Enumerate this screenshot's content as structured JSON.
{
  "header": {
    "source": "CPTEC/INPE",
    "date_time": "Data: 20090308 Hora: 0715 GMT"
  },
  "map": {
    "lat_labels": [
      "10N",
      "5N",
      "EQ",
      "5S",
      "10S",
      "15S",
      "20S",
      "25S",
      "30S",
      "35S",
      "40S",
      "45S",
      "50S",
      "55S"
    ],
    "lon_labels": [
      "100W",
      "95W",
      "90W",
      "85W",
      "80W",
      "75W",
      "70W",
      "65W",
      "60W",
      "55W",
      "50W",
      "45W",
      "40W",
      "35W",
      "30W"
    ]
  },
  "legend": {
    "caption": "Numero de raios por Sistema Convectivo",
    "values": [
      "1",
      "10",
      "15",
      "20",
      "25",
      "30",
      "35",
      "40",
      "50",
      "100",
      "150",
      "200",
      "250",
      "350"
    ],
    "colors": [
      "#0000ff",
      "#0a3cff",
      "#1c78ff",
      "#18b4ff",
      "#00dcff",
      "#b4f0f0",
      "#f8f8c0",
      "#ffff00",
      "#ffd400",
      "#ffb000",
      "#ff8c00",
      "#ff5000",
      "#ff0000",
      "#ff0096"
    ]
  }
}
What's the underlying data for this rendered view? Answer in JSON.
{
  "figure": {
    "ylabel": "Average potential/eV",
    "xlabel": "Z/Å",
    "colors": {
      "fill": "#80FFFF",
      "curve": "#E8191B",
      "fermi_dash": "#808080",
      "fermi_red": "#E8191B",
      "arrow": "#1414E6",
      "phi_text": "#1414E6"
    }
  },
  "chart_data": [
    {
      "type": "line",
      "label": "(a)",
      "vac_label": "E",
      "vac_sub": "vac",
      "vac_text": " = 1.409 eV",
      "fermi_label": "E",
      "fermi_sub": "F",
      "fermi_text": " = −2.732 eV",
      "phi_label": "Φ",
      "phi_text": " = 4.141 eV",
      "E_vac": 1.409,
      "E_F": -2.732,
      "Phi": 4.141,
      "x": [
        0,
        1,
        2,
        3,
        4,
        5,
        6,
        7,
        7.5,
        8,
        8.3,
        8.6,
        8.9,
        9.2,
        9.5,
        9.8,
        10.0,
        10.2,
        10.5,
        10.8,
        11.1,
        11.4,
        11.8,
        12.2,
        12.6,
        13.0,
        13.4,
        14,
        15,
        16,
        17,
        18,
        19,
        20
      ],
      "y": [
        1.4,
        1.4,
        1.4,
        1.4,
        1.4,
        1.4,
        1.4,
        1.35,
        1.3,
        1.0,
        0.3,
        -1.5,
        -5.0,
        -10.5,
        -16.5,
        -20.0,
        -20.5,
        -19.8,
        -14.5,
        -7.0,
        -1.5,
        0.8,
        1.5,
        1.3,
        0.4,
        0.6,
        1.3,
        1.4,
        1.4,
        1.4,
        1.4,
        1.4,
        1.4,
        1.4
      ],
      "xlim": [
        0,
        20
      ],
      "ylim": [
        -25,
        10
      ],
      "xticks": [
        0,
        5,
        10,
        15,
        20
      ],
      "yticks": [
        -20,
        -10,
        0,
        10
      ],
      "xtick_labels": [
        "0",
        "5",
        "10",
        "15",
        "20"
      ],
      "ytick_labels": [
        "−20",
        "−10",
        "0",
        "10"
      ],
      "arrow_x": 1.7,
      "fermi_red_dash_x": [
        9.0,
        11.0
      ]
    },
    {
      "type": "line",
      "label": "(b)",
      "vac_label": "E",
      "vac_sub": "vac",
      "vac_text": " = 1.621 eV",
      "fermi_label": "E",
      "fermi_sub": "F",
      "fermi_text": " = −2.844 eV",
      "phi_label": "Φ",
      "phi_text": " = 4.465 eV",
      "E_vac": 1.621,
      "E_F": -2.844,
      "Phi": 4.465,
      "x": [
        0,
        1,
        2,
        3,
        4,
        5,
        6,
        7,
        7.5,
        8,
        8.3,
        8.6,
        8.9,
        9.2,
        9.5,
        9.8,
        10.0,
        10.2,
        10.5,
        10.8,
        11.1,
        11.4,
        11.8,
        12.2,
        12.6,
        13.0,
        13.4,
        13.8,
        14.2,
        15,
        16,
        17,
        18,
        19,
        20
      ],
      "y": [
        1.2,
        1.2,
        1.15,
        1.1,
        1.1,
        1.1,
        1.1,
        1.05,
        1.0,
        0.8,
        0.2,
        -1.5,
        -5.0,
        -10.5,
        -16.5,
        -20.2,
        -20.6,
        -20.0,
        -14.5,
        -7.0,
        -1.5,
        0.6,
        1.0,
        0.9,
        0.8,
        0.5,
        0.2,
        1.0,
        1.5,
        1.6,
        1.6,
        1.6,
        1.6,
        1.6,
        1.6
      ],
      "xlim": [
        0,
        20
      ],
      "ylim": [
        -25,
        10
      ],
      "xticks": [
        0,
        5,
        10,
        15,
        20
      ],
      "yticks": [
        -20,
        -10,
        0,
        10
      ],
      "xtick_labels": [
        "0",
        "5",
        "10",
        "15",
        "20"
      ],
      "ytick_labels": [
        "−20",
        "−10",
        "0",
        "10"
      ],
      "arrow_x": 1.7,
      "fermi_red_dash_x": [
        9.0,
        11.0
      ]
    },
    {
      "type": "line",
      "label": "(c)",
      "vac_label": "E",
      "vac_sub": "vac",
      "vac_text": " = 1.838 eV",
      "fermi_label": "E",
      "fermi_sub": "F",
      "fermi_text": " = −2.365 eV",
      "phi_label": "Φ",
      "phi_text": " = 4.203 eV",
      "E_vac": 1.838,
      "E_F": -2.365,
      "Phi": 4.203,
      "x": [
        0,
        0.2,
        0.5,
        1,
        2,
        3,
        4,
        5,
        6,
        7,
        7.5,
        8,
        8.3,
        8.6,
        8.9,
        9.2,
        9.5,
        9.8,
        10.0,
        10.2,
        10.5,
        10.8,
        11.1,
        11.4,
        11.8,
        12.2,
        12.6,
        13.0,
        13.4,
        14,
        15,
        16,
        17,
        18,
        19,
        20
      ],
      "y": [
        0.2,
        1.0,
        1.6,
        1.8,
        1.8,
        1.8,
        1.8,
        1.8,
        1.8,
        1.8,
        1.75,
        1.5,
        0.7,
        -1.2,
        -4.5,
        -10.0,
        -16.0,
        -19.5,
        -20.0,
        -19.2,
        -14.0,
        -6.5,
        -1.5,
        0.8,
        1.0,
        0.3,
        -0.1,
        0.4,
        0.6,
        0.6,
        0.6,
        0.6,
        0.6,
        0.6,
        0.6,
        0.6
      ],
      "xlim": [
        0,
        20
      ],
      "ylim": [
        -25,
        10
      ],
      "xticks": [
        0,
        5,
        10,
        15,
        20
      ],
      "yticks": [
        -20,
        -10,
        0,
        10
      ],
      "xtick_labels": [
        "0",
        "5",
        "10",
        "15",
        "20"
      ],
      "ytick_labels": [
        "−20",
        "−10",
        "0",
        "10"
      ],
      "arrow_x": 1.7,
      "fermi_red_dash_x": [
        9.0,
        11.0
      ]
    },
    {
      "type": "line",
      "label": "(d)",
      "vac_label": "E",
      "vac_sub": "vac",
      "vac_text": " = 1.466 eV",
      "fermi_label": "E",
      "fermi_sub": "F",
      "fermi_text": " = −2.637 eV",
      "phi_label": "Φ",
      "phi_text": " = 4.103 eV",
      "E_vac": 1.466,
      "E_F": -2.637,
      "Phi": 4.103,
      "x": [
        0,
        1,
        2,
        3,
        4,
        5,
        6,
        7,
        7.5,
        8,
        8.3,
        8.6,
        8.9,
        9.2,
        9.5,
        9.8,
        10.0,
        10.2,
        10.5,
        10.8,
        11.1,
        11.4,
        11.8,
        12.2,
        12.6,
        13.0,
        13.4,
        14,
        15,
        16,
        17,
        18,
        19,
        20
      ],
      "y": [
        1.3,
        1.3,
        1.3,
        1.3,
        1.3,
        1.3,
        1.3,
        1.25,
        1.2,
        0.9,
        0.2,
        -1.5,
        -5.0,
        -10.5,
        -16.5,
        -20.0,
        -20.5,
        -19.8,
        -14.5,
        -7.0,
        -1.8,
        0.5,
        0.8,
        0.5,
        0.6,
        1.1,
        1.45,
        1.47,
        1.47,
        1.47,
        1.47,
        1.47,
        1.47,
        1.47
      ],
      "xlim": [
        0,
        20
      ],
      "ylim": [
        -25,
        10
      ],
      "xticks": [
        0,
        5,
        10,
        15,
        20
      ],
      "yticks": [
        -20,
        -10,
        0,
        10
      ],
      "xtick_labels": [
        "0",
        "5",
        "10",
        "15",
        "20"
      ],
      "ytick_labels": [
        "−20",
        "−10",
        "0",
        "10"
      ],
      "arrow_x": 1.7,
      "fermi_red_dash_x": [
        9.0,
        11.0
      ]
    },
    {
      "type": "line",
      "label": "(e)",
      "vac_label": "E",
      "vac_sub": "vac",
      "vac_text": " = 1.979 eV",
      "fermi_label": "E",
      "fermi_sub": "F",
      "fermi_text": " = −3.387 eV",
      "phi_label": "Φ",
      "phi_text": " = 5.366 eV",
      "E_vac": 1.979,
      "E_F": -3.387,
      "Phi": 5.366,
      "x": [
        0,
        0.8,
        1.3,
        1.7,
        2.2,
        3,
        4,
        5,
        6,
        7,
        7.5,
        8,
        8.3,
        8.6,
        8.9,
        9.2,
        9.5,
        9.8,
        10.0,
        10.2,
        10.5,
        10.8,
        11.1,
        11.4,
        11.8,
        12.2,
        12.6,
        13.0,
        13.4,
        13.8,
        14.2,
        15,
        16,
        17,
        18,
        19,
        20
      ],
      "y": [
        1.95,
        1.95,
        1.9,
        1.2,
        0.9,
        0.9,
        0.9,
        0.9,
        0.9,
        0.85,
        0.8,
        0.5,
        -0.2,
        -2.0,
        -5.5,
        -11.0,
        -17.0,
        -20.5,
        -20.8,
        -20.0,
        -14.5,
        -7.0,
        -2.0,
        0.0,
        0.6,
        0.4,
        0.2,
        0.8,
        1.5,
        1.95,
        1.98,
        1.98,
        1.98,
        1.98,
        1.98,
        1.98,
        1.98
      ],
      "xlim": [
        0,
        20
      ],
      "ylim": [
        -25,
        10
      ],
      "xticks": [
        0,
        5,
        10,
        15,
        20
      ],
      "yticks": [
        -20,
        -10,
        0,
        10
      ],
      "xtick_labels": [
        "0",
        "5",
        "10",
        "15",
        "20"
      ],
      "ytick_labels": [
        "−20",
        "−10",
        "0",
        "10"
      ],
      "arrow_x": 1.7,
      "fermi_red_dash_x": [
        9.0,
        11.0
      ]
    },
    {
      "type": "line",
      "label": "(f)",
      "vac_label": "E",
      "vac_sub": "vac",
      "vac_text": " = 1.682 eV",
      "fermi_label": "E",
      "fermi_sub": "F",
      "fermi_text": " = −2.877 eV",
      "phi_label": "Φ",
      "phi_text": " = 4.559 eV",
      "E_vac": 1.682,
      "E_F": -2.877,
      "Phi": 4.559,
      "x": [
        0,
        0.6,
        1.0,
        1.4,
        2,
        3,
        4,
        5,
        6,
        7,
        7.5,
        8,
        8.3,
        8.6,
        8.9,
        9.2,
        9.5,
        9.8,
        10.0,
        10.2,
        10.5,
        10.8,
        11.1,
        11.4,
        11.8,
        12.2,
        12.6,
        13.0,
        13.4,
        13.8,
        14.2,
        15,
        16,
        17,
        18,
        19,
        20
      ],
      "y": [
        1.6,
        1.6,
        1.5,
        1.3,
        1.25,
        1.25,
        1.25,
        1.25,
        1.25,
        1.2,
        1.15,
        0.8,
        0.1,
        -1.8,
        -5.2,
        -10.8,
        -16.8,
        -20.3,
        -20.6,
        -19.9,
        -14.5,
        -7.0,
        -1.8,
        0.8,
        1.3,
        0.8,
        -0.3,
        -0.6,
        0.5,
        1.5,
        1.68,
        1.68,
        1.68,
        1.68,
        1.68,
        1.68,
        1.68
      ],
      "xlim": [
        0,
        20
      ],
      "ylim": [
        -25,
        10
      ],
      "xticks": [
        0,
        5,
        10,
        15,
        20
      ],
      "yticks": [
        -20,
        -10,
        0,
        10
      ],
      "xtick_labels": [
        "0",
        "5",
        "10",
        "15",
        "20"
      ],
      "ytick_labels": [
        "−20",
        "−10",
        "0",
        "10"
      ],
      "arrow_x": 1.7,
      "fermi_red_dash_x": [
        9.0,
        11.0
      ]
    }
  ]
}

PROMPT: Search the entries for the word "JSON" and copy every line that has it.

RESPONSE:
Enumerate this screenshot's content as structured JSON.
What's the underlying data for this rendered view? Answer in JSON.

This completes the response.